* [EXERCISE REQUIREMENTS] Take the data below and repeat it exactly.

Stored records
▬▬▬
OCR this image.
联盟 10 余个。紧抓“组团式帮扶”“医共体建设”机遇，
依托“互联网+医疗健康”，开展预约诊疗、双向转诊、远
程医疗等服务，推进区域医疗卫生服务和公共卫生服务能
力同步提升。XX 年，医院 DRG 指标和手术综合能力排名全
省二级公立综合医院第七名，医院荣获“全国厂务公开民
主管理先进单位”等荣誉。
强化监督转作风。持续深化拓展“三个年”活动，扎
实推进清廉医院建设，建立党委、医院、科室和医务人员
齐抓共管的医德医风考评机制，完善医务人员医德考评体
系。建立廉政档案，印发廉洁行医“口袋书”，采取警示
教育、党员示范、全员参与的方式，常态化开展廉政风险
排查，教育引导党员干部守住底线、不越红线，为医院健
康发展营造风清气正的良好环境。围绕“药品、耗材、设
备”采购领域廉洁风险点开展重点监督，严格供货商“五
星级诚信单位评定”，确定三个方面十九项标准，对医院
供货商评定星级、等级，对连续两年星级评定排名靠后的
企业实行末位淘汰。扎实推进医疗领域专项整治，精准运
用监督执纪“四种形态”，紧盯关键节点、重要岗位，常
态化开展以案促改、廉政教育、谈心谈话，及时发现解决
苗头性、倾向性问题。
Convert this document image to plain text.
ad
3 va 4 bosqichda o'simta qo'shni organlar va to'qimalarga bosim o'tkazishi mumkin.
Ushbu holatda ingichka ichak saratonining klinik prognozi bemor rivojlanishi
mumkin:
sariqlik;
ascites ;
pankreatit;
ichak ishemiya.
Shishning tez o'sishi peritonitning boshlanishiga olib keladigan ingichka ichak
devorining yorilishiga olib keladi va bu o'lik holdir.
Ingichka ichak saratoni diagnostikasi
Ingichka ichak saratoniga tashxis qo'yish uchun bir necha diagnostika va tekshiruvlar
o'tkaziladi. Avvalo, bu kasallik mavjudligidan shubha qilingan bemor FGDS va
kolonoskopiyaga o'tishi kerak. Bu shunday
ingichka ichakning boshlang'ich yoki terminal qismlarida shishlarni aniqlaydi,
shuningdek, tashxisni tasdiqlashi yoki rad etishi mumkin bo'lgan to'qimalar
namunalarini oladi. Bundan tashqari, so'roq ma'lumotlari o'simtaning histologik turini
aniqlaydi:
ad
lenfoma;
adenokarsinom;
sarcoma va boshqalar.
▬▬▬
* [PROBLEM SOLUTION]
OCR this image.
联盟 10 余个。紧抓“组团式帮扶”“医共体建设”机遇，
依托“互联网+医疗健康”，开展预约诊疗、双向转诊、远
程医疗等服务，推进区域医疗卫生服务和公共卫生服务能
力同步提升。XX 年，医院 DRG 指标和手术综合能力排名全
省二级公立综合医院第七名，医院荣获“全国厂务公开民
主管理先进单位”等荣誉。
强化监督转作风。持续深化拓展“三个年”活动，扎
实推进清廉医院建设，建立党委、医院、科室和医务人员
齐抓共管的医德医风考评机制，完善医务人员医德考评体
系。建立廉政档案，印发廉洁行医“口袋书”，采取警示
教育、党员示范、全员参与的方式，常态化开展廉政风险
排查，教育引导党员干部守住底线、不越红线，为医院健
康发展营造风清气正的良好环境。围绕“药品、耗材、设
备”采购领域廉洁风险点开展重点监督，严格供货商“五
星级诚信单位评定”，确定三个方面十九项标准，对医院
供货商评定星级、等级，对连续两年星级评定排名靠后的
企业实行末位淘汰。扎实推进医疗领域专项整治，精准运
用监督执纪“四种形态”，紧盯关键节点、重要岗位，常
态化开展以案促改、廉政教育、谈心谈话，及时发现解决
苗头性、倾向性问题。
Convert this document image to plain text.
ad
3 va 4 bosqichda o'simta qo'shni organlar va to'qimalarga bosim o'tkazishi mumkin.
Ushbu holatda ingichka ichak saratonining klinik prognozi bemor rivojlanishi
mumkin:
sariqlik;
ascites ;
pankreatit;
ichak ishemiya.
Shishning tez o'sishi peritonitning boshlanishiga olib keladigan ingichka ichak
devorining yorilishiga olib keladi va bu o'lik holdir.
Ingichka ichak saratoni diagnostikasi
Ingichka ichak saratoniga tashxis qo'yish uchun bir necha diagnostika va tekshiruvlar
o'tkaziladi. Avvalo, bu kasallik mavjudligidan shubha qilingan bemor FGDS va
kolonoskopiyaga o'tishi kerak. Bu shunday
ingichka ichakning boshlang'ich yoki terminal qismlarida shishlarni aniqlaydi,
shuningdek, tashxisni tasdiqlashi yoki rad etishi mumkin bo'lgan to'qimalar
namunalarini oladi. Bundan tashqari, so'roq ma'lumotlari o'simtaning histologik turini
aniqlaydi:
ad
lenfoma;
adenokarsinom;
sarcoma va boshqalar.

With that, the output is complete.